## Consignes
(A) Répondez aux questions suivantes sur l'extrait consacré aux mouvements écoféministes :
(i) De quels peuples faut-il surtout s'autoriser à apprendre ?
(ii) Depuis quelle position les femmes portent-elles ces mouvements ?
(iii) Sur quelles deux dominations repose le système capitaliste et patriarcal ?
(B) Résumez en deux phrases l'extrait consacré aux mouvements écoféministes.

## Extrait du document
※

Ecouter la voix des femmes
Les mouvements écoféministes ont donc cette particularité de ne pas s’être construits uniquement dans le monde occidental. S’intéresser à ces mouvements, c’est aussi prendre une perspective interculturelle et s’autoriser à apprendre des autres, et surtout des peuples qui ont gardé une grande connexion avec la nature.
Construire des liens entre la nature et les humains, c’est un premier pas vers une pensée écologique et féministe. Car, pour comprendre ces mouvements écoféministes, il faut savoir qu’ils sont portés par des femmes depuis leur position subalterne dans notre société capitaliste.
Ces rapports de domination sont marquants car ils sont le fruit d’un système capitaliste et patriarcal, basé sur la domination de l’environnement d’une part, et des femmes d’autre part. Les courants écoféministes ont en commun de remettre en cause ces dominations.

※

## Enregistrements

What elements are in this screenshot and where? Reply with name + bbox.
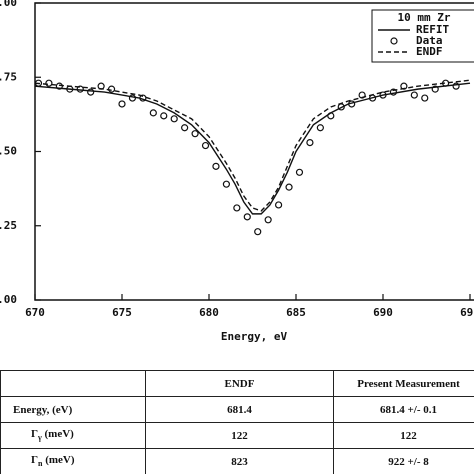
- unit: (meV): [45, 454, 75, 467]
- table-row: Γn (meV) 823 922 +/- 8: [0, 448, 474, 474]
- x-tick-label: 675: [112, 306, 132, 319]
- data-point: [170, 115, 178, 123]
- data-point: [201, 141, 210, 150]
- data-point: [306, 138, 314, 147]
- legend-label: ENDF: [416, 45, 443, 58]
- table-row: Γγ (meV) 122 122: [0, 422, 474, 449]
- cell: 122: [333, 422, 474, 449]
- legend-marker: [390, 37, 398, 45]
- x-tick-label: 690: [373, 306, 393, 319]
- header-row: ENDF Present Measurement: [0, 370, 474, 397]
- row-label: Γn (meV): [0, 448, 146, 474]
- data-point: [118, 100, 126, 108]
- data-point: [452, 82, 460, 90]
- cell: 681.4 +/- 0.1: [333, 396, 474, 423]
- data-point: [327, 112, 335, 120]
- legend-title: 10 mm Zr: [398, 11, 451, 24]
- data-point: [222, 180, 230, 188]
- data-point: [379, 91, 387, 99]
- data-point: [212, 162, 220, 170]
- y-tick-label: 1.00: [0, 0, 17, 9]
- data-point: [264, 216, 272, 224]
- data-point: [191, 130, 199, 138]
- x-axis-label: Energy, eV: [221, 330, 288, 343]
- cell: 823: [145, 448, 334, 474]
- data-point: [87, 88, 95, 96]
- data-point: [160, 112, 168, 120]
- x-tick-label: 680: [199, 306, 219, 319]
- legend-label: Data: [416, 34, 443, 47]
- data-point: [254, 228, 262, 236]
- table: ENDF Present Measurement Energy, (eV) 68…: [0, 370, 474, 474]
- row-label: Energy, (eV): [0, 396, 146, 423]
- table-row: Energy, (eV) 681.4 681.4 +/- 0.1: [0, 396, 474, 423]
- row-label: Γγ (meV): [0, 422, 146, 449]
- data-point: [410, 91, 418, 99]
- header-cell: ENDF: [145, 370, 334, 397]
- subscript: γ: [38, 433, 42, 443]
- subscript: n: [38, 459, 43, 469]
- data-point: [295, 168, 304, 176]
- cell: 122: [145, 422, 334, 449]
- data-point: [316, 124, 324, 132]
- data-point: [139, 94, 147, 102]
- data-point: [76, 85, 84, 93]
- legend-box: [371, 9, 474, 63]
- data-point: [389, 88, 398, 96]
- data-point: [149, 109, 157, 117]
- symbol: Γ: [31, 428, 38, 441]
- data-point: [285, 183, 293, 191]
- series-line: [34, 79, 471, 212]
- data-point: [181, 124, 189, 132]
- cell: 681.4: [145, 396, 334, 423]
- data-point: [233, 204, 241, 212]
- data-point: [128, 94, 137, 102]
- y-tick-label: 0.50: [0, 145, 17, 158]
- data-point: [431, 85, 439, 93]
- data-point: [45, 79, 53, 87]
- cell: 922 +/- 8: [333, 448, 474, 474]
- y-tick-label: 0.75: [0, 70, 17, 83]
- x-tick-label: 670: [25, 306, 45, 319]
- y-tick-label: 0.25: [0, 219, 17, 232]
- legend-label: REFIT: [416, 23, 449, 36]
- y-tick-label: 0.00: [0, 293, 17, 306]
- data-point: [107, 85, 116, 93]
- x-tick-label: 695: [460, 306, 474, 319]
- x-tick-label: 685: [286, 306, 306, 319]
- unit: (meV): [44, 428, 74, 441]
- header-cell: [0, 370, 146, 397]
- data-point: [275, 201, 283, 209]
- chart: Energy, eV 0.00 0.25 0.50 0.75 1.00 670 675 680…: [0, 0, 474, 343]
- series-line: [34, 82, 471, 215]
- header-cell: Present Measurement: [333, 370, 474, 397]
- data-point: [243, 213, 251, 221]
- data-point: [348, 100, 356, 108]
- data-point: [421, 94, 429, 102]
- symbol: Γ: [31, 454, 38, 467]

※

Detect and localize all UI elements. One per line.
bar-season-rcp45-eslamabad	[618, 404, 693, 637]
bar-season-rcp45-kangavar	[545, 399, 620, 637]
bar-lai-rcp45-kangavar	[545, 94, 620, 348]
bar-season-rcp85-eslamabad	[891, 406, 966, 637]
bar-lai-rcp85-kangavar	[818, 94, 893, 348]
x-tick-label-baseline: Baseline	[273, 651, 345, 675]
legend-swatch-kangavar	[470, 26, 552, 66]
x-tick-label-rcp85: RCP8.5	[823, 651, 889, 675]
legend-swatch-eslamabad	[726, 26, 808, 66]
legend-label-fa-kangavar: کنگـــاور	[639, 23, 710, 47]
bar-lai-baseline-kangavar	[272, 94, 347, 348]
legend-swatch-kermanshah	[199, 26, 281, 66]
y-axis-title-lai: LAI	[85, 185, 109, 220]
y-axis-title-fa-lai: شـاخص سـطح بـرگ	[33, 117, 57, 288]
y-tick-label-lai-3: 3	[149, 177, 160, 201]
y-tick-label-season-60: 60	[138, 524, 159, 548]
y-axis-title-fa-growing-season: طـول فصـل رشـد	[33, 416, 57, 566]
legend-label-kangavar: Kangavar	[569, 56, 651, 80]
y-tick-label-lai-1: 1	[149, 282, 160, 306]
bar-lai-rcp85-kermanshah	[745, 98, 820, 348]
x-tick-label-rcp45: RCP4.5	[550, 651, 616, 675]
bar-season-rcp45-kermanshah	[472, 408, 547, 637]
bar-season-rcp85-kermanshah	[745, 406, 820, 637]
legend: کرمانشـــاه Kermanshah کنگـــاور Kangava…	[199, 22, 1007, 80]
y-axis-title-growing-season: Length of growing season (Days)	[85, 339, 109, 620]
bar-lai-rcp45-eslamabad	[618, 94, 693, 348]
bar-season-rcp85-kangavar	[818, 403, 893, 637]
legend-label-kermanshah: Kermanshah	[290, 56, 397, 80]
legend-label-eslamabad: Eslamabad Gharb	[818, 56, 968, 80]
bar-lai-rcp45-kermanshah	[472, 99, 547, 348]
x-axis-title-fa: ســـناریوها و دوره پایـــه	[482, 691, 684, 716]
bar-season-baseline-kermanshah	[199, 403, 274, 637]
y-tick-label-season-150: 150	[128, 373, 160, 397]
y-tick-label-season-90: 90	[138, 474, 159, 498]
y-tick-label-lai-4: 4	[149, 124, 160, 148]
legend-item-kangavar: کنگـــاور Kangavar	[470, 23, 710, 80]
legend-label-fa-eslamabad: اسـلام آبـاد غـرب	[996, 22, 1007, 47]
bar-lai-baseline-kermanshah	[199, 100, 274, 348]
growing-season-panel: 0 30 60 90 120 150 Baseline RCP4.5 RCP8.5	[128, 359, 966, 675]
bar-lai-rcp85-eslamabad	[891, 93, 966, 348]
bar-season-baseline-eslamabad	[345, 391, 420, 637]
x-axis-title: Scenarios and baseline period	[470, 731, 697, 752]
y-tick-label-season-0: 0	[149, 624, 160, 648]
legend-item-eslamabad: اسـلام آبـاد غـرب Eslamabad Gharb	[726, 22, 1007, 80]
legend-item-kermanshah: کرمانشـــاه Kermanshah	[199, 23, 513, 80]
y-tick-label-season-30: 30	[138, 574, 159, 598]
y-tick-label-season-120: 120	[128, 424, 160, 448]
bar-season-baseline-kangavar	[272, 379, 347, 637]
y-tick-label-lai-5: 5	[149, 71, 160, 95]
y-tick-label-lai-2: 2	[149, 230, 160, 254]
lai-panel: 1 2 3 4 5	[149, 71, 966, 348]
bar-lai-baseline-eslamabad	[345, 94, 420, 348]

※

## Réponses
(A)
(i) Des peuples qui ont gardé une grande connexion avec la nature.
(ii) Depuis leur position subalterne dans notre société capitaliste.
(iii) Sur la domination de l'environnement d'une part, et sur celle des femmes d'autre part.

(B) Les mouvements écoféministes ne se sont pas construits uniquement dans le monde occidental et invitent à apprendre des peuples qui ont gardé une grande connexion avec la nature. Portés par des femmes depuis leur position subalterne, ils remettent en cause un système capitaliste et patriarcal fondé sur la domination de l'environnement et des femmes.